start Given records
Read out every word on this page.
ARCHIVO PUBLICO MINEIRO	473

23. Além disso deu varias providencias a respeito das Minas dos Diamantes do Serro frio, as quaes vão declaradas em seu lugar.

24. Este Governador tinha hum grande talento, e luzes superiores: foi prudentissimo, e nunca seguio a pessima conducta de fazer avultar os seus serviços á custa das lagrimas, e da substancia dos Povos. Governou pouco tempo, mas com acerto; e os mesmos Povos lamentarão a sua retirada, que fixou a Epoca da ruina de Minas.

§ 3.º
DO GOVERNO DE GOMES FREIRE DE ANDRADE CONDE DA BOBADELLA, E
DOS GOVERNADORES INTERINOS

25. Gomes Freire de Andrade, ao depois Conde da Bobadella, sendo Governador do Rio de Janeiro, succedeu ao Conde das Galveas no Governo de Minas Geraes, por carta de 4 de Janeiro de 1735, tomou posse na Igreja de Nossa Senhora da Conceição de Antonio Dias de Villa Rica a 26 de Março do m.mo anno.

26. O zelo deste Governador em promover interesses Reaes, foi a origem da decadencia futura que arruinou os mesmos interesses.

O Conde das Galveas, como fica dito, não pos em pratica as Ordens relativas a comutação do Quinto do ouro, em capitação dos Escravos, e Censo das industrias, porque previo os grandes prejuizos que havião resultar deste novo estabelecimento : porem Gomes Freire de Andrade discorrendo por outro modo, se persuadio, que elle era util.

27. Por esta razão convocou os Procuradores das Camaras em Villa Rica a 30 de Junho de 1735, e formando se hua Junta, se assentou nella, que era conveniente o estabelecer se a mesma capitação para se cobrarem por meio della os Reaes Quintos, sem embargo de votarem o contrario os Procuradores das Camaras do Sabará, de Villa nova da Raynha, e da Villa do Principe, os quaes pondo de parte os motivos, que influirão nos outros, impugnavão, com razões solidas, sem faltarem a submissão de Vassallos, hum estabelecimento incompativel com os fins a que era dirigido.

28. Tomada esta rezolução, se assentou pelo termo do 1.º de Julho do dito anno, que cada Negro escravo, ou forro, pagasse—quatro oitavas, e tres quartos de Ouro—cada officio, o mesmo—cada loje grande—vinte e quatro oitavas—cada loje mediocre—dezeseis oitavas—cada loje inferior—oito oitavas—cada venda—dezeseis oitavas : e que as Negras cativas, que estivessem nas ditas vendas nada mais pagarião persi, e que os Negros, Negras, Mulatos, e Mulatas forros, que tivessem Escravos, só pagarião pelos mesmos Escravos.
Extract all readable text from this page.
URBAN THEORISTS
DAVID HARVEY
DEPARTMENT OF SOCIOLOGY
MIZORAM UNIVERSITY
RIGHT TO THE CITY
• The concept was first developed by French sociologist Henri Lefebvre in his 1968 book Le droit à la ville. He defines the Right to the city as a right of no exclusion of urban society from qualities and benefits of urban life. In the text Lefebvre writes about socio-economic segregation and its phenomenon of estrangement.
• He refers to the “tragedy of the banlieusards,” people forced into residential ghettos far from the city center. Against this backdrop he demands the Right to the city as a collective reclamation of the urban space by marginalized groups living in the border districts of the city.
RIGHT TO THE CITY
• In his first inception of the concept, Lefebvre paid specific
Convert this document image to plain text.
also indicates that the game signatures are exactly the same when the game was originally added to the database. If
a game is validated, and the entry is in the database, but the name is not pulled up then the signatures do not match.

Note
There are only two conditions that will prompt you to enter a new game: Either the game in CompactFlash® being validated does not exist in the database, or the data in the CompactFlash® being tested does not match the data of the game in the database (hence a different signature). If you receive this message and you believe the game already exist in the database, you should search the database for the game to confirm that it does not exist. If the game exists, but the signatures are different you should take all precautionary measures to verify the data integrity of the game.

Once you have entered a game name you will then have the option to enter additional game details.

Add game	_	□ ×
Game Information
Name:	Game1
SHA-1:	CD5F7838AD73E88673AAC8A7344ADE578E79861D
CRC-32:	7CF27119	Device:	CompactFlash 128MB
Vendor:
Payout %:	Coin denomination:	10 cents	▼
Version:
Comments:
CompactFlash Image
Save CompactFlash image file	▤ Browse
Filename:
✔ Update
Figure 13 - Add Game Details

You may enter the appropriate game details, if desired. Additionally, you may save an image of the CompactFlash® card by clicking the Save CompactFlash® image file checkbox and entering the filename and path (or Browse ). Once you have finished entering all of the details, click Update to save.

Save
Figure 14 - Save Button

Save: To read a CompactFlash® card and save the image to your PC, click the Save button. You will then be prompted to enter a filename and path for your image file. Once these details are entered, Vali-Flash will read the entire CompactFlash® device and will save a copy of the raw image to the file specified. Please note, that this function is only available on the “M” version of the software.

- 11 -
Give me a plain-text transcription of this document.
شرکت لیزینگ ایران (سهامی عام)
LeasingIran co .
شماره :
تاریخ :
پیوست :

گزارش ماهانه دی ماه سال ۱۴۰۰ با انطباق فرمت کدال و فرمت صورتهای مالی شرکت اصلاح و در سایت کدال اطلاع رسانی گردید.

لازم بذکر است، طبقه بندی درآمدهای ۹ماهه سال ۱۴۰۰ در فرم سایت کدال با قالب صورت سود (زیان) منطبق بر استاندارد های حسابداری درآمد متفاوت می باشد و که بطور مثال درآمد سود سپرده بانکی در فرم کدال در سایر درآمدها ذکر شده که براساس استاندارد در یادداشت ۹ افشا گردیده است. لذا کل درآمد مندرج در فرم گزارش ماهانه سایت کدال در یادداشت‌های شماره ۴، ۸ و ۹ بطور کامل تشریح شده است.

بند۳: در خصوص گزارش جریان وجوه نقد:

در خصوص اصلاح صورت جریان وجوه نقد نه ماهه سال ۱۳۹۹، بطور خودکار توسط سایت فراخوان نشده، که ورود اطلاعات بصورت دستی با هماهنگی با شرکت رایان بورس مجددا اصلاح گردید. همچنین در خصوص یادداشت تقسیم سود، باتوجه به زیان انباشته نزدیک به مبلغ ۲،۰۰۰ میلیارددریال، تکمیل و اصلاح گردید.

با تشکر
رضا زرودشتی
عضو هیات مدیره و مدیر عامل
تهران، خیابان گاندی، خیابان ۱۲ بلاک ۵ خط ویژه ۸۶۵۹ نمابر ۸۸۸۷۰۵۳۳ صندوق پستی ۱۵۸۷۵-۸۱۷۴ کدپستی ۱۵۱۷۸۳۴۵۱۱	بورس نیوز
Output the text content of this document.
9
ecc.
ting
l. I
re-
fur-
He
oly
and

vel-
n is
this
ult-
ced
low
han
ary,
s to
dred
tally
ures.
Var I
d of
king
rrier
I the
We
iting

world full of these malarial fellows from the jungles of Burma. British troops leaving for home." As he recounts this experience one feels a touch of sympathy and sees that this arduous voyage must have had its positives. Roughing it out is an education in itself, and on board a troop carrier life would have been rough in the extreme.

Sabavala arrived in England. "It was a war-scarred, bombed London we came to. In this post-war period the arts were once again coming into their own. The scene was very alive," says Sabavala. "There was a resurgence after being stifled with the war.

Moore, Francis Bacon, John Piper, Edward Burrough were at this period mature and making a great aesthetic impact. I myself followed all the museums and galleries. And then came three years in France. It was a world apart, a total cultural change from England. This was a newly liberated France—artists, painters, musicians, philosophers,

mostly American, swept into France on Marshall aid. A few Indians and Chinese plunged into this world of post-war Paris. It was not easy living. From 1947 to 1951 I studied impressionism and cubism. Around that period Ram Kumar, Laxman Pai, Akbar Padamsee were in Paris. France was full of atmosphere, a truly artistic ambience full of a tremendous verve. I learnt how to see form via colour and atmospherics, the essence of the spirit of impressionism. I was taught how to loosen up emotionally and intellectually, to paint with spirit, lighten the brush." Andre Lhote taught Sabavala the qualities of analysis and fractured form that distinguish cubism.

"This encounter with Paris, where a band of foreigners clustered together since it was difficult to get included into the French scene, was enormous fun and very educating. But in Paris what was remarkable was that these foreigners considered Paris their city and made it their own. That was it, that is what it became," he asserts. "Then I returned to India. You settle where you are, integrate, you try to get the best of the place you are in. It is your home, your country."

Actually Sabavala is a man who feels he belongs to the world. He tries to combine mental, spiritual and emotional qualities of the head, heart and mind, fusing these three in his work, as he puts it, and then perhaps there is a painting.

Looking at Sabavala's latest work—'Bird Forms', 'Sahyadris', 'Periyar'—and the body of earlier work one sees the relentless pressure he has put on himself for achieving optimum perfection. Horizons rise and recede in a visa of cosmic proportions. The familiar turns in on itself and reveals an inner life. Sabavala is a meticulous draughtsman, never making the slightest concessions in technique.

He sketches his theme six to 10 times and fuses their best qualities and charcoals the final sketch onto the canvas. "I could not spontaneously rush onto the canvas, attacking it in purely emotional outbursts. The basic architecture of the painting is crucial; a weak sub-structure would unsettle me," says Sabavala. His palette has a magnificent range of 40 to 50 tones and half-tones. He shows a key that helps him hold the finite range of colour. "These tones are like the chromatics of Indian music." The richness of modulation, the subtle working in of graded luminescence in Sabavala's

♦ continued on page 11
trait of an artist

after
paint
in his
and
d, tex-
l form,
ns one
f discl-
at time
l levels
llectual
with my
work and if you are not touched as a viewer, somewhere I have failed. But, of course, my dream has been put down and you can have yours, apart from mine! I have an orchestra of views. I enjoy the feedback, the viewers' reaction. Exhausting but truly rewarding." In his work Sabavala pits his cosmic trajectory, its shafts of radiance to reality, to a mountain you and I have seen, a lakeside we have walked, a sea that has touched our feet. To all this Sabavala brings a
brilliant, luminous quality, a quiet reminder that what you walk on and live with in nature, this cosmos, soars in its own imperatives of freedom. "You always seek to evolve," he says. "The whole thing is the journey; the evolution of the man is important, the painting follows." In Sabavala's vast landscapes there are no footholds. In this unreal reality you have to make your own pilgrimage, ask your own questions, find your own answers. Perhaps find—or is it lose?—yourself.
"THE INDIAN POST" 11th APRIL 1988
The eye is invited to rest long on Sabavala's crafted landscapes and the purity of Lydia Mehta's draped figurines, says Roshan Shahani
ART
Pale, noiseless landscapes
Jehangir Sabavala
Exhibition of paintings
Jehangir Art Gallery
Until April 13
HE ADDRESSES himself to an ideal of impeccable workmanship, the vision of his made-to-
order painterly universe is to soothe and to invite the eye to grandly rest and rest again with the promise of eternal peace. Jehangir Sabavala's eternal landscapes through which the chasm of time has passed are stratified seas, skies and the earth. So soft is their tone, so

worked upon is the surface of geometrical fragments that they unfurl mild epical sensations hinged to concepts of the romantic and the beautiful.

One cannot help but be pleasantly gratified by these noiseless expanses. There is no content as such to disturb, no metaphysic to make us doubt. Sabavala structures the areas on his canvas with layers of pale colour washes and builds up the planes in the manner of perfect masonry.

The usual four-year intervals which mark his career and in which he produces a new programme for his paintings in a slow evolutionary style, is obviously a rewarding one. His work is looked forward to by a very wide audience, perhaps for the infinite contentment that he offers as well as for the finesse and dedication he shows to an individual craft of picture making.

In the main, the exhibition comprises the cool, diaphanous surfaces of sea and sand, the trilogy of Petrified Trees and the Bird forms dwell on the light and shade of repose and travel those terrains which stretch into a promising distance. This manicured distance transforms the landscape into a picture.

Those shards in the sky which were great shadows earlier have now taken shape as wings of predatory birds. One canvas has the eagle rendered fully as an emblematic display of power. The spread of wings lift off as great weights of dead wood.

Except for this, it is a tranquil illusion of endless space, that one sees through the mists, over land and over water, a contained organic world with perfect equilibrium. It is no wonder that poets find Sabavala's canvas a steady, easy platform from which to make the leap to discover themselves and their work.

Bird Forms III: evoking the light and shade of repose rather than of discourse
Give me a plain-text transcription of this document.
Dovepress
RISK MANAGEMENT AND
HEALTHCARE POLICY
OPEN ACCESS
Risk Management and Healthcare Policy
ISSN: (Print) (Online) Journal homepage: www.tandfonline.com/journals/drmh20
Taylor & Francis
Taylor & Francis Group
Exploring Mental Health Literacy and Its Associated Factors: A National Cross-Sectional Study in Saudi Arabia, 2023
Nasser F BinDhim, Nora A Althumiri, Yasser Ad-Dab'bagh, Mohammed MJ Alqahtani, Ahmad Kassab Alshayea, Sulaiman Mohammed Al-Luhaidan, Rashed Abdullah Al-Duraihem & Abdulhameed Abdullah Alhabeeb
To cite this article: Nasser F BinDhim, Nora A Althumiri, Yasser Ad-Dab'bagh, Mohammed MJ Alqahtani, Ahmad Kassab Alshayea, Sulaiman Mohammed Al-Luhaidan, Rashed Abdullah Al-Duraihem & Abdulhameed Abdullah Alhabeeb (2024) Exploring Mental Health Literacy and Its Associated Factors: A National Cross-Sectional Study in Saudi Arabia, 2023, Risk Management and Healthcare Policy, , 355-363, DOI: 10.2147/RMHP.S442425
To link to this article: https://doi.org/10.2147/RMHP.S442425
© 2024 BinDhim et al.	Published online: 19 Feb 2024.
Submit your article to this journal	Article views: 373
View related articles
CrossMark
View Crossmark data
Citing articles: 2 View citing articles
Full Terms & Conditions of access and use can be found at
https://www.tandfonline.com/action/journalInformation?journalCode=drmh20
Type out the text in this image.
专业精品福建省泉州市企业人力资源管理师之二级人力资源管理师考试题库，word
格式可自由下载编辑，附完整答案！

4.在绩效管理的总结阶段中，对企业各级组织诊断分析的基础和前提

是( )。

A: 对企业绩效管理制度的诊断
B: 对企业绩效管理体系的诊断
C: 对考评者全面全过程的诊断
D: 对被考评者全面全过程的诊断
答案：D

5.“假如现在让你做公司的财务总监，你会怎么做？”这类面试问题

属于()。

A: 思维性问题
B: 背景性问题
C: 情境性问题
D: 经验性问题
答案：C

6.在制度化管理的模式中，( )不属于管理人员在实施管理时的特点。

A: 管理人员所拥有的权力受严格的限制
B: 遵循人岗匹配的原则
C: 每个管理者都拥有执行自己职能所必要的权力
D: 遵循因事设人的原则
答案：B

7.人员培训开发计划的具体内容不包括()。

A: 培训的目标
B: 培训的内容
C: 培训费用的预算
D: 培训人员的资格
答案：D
end Given records
> [Exercise requirements]: Scan the entries above. Copy each line that has the string "landscapes".

> [Full response]:
brilliant, luminous quality, a quiet reminder that what you walk on and live with in nature, this cosmos, soars in its own imperatives of freedom. "You always seek to evolve," he says. "The whole thing is the journey; the evolution of the man is important, the painting follows." In Sabavala's vast landscapes there are no footholds. In this unreal reality you have to make your own pilgrimage, ask your own questions, find your own answers. Perhaps find—or is it lose?—yourself.
The eye is invited to rest long on Sabavala's crafted landscapes and the purity of Lydia Mehta's draped figurines, says Roshan Shahani
Pale, noiseless landscapes
order painterly universe is to soothe and to invite the eye to grandly rest and rest again with the promise of eternal peace. Jehangir Sabavala's eternal landscapes through which the chasm of time has passed are stratified seas, skies and the earth. So soft is their tone, so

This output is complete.